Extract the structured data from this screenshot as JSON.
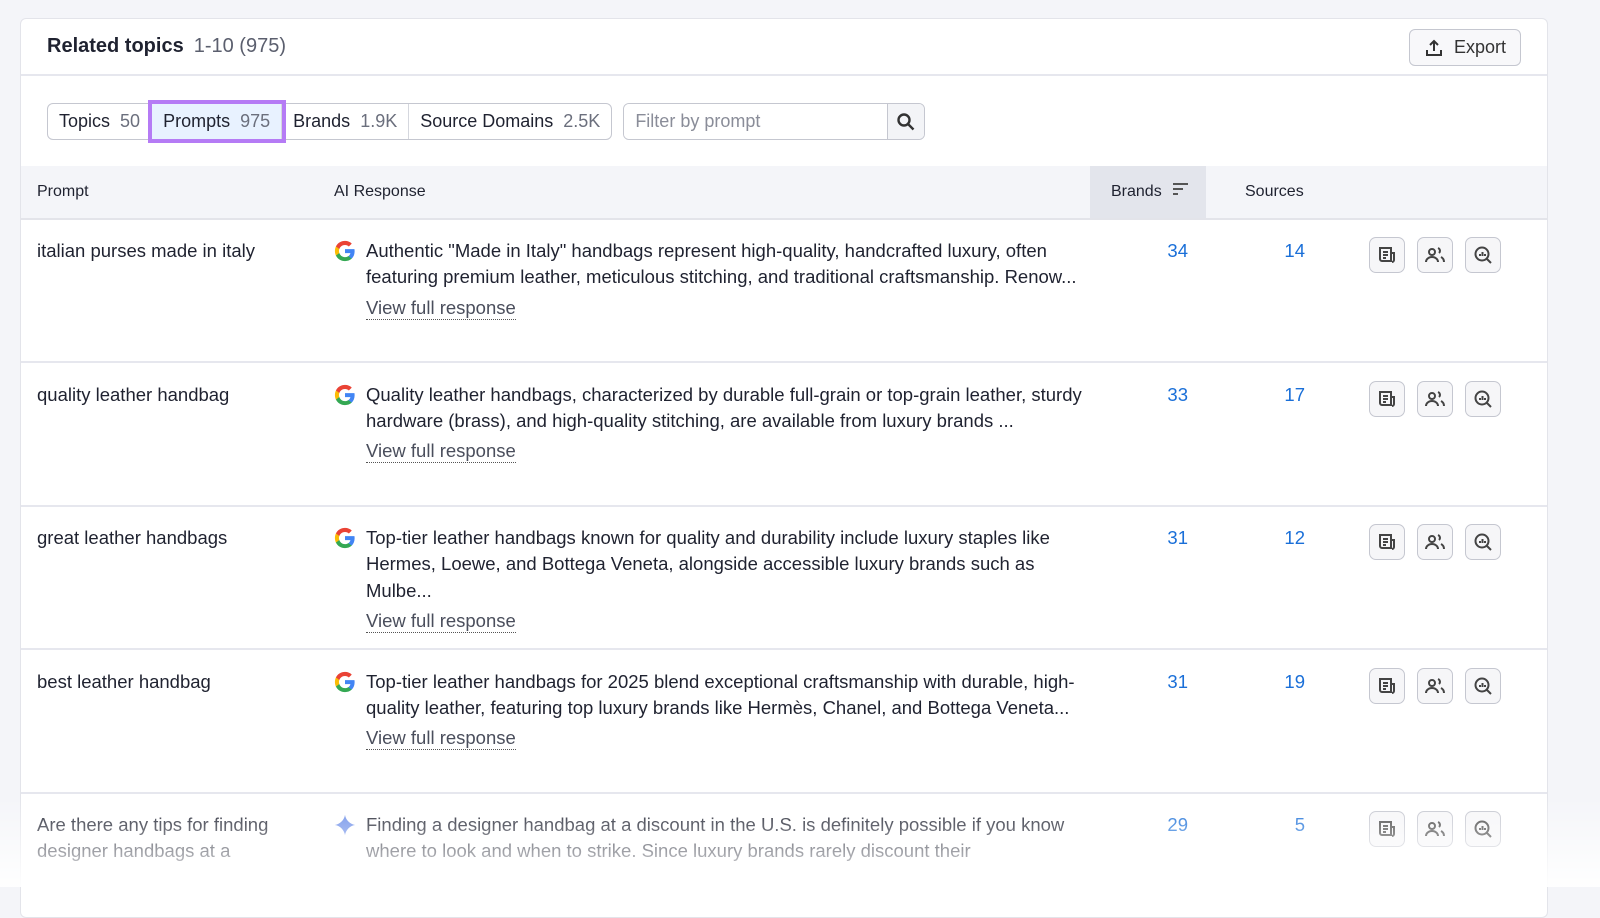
{
  "header": {
    "title": "Related topics",
    "range": "1-10 (975)",
    "export_label": "Export"
  },
  "tabs": [
    {
      "label": "Topics",
      "count": "50"
    },
    {
      "label": "Prompts",
      "count": "975"
    },
    {
      "label": "Brands",
      "count": "1.9K"
    },
    {
      "label": "Source Domains",
      "count": "2.5K"
    }
  ],
  "search": {
    "placeholder": "Filter by prompt",
    "value": ""
  },
  "columns": {
    "prompt": "Prompt",
    "response": "AI Response",
    "brands": "Brands",
    "sources": "Sources"
  },
  "view_label": "View full response",
  "rows": [
    {
      "prompt": "italian purses made in italy",
      "source": "google",
      "response": "Authentic \"Made in Italy\" handbags represent high-quality, handcrafted luxury, often featuring premium leather, meticulous stitching, and traditional craftsmanship. Renow...",
      "brands": "34",
      "sources": "14"
    },
    {
      "prompt": "quality leather handbag",
      "source": "google",
      "response": "Quality leather handbags, characterized by durable full-grain or top-grain leather, sturdy hardware (brass), and high-quality stitching, are available from luxury brands ...",
      "brands": "33",
      "sources": "17"
    },
    {
      "prompt": "great leather handbags",
      "source": "google",
      "response": "Top-tier leather handbags known for quality and durability include luxury staples like Hermes, Loewe, and Bottega Veneta, alongside accessible luxury brands such as Mulbe...",
      "brands": "31",
      "sources": "12"
    },
    {
      "prompt": "best leather handbag",
      "source": "google",
      "response": "Top-tier leather handbags for 2025 blend exceptional craftsmanship with durable, high-quality leather, featuring top luxury brands like Hermès, Chanel, and Bottega Veneta...",
      "brands": "31",
      "sources": "19"
    },
    {
      "prompt": "Are there any tips for finding designer handbags at a",
      "source": "gemini",
      "response": "Finding a designer handbag at a discount in the U.S. is definitely possible if you know where to look and when to strike. Since luxury brands rarely discount their",
      "brands": "29",
      "sources": "5"
    }
  ],
  "colors": {
    "accent": "#1a6fd8",
    "highlight": "#b57bf5"
  }
}
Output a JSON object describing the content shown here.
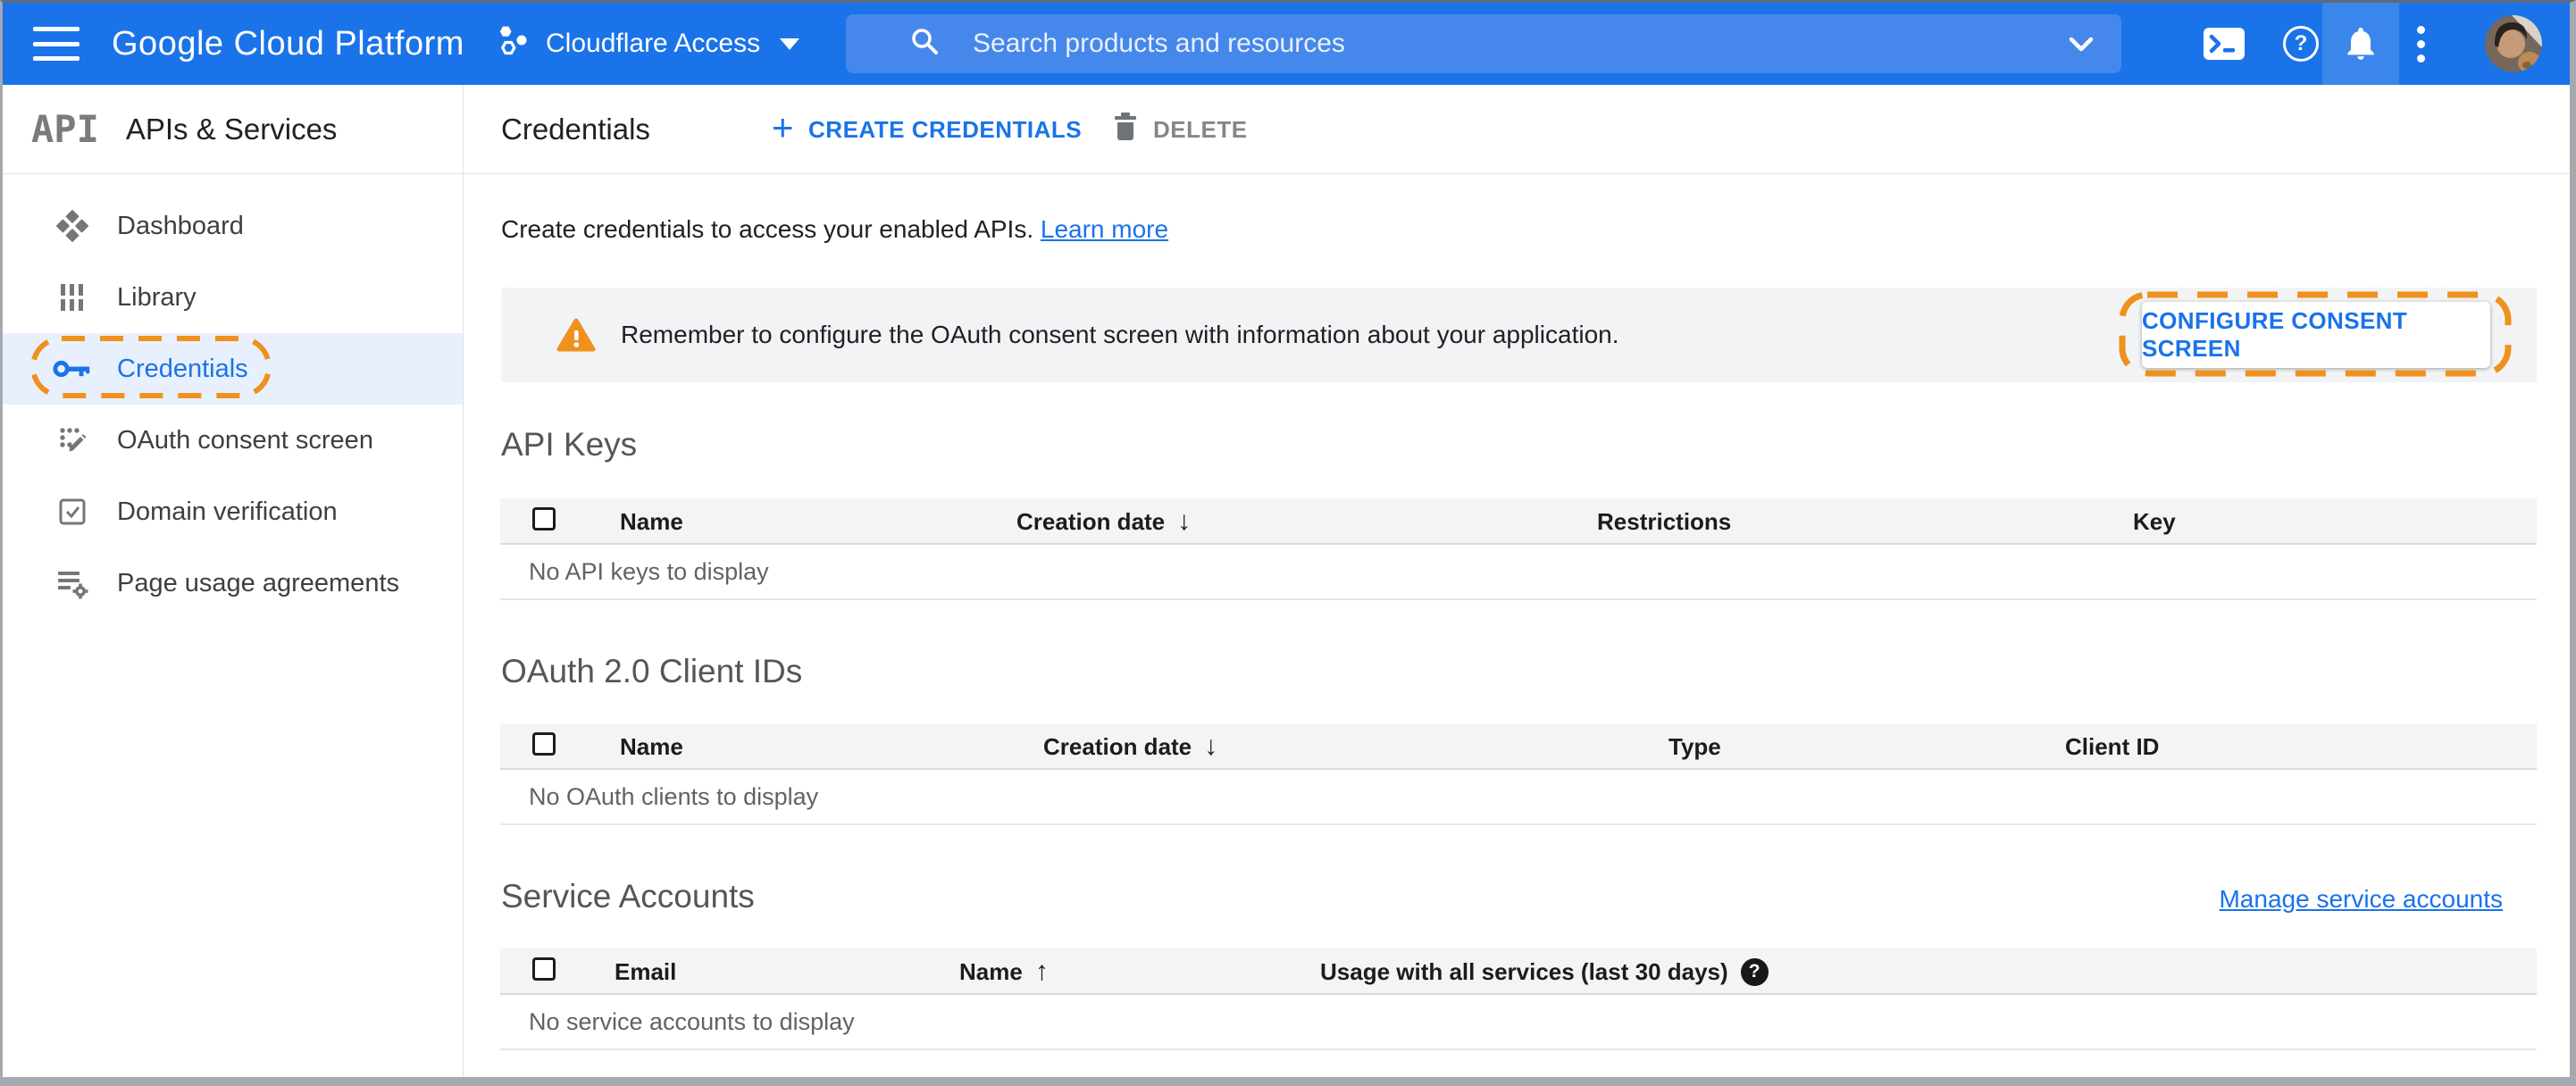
{
  "header": {
    "logo": "Google Cloud Platform",
    "project_name": "Cloudflare Access",
    "search_placeholder": "Search products and resources"
  },
  "sidebar": {
    "product_logo": "API",
    "title": "APIs & Services",
    "items": [
      {
        "label": "Dashboard"
      },
      {
        "label": "Library"
      },
      {
        "label": "Credentials",
        "active": true
      },
      {
        "label": "OAuth consent screen"
      },
      {
        "label": "Domain verification"
      },
      {
        "label": "Page usage agreements"
      }
    ]
  },
  "toolbar": {
    "title": "Credentials",
    "create_label": "CREATE CREDENTIALS",
    "delete_label": "DELETE"
  },
  "intro": {
    "text": "Create credentials to access your enabled APIs.",
    "link": "Learn more"
  },
  "banner": {
    "message": "Remember to configure the OAuth consent screen with information about your application.",
    "button": "CONFIGURE CONSENT SCREEN"
  },
  "sections": {
    "api_keys": {
      "title": "API Keys",
      "columns": [
        "Name",
        "Creation date",
        "Restrictions",
        "Key"
      ],
      "sort_column": "Creation date",
      "sort_direction": "desc",
      "empty": "No API keys to display"
    },
    "oauth_clients": {
      "title": "OAuth 2.0 Client IDs",
      "columns": [
        "Name",
        "Creation date",
        "Type",
        "Client ID"
      ],
      "sort_column": "Creation date",
      "sort_direction": "desc",
      "empty": "No OAuth clients to display"
    },
    "service_accounts": {
      "title": "Service Accounts",
      "manage_link": "Manage service accounts",
      "columns": [
        "Email",
        "Name",
        "Usage with all services (last 30 days)"
      ],
      "sort_column": "Name",
      "sort_direction": "asc",
      "empty": "No service accounts to display"
    }
  },
  "icons": {
    "sort_desc": "↓",
    "sort_asc": "↑",
    "help": "?",
    "help_filled": "?",
    "plus": "+"
  },
  "colors": {
    "header_blue": "#1a73e8",
    "accent_blue": "#1a73e8",
    "annotation_orange": "#f0911e",
    "banner_bg": "#f1f3f4",
    "selected_nav_bg": "#e8f0fe"
  }
}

* **BRIEF**
Above are records with pictures; repeat the records exactly and leave the pictures out.

* **FINISHED EXERCISE**
Extract the structured data from this screenshot as JSON.
{
  "header": {
    "title": "Related topics",
    "range": "1-10 (975)",
    "export_label": "Export"
  },
  "tabs": [
    {
      "label": "Topics",
      "count": "50"
    },
    {
      "label": "Prompts",
      "count": "975"
    },
    {
      "label": "Brands",
      "count": "1.9K"
    },
    {
      "label": "Source Domains",
      "count": "2.5K"
    }
  ],
  "search": {
    "placeholder": "Filter by prompt",
    "value": ""
  },
  "columns": {
    "prompt": "Prompt",
    "response": "AI Response",
    "brands": "Brands",
    "sources": "Sources"
  },
  "view_label": "View full response",
  "rows": [
    {
      "prompt": "italian purses made in italy",
      "source": "google",
      "response": "Authentic \"Made in Italy\" handbags represent high-quality, handcrafted luxury, often featuring premium leather, meticulous stitching, and traditional craftsmanship. Renow...",
      "brands": "34",
      "sources": "14"
    },
    {
      "prompt": "quality leather handbag",
      "source": "google",
      "response": "Quality leather handbags, characterized by durable full-grain or top-grain leather, sturdy hardware (brass), and high-quality stitching, are available from luxury brands ...",
      "brands": "33",
      "sources": "17"
    },
    {
      "prompt": "great leather handbags",
      "source": "google",
      "response": "Top-tier leather handbags known for quality and durability include luxury staples like Hermes, Loewe, and Bottega Veneta, alongside accessible luxury brands such as Mulbe...",
      "brands": "31",
      "sources": "12"
    },
    {
      "prompt": "best leather handbag",
      "source": "google",
      "response": "Top-tier leather handbags for 2025 blend exceptional craftsmanship with durable, high-quality leather, featuring top luxury brands like Hermès, Chanel, and Bottega Veneta...",
      "brands": "31",
      "sources": "19"
    },
    {
      "prompt": "Are there any tips for finding designer handbags at a",
      "source": "gemini",
      "response": "Finding a designer handbag at a discount in the U.S. is definitely possible if you know where to look and when to strike. Since luxury brands rarely discount their",
      "brands": "29",
      "sources": "5"
    }
  ],
  "colors": {
    "accent": "#1a6fd8",
    "highlight": "#b57bf5"
  }
}
Output a JSON object describing the content shown here.
{
  "header": {
    "logo": "Google Cloud Platform",
    "project_name": "Cloudflare Access",
    "search_placeholder": "Search products and resources"
  },
  "sidebar": {
    "product_logo": "API",
    "title": "APIs & Services",
    "items": [
      {
        "label": "Dashboard"
      },
      {
        "label": "Library"
      },
      {
        "label": "Credentials",
        "active": true
      },
      {
        "label": "OAuth consent screen"
      },
      {
        "label": "Domain verification"
      },
      {
        "label": "Page usage agreements"
      }
    ]
  },
  "toolbar": {
    "title": "Credentials",
    "create_label": "CREATE CREDENTIALS",
    "delete_label": "DELETE"
  },
  "intro": {
    "text": "Create credentials to access your enabled APIs.",
    "link": "Learn more"
  },
  "banner": {
    "message": "Remember to configure the OAuth consent screen with information about your application.",
    "button": "CONFIGURE CONSENT SCREEN"
  },
  "sections": {
    "api_keys": {
      "title": "API Keys",
      "columns": [
        "Name",
        "Creation date",
        "Restrictions",
        "Key"
      ],
      "sort_column": "Creation date",
      "sort_direction": "desc",
      "empty": "No API keys to display"
    },
    "oauth_clients": {
      "title": "OAuth 2.0 Client IDs",
      "columns": [
        "Name",
        "Creation date",
        "Type",
        "Client ID"
      ],
      "sort_column": "Creation date",
      "sort_direction": "desc",
      "empty": "No OAuth clients to display"
    },
    "service_accounts": {
      "title": "Service Accounts",
      "manage_link": "Manage service accounts",
      "columns": [
        "Email",
        "Name",
        "Usage with all services (last 30 days)"
      ],
      "sort_column": "Name",
      "sort_direction": "asc",
      "empty": "No service accounts to display"
    }
  },
  "icons": {
    "sort_desc": "↓",
    "sort_asc": "↑",
    "help": "?",
    "help_filled": "?",
    "plus": "+"
  },
  "colors": {
    "header_blue": "#1a73e8",
    "accent_blue": "#1a73e8",
    "annotation_orange": "#f0911e",
    "banner_bg": "#f1f3f4",
    "selected_nav_bg": "#e8f0fe"
  }
}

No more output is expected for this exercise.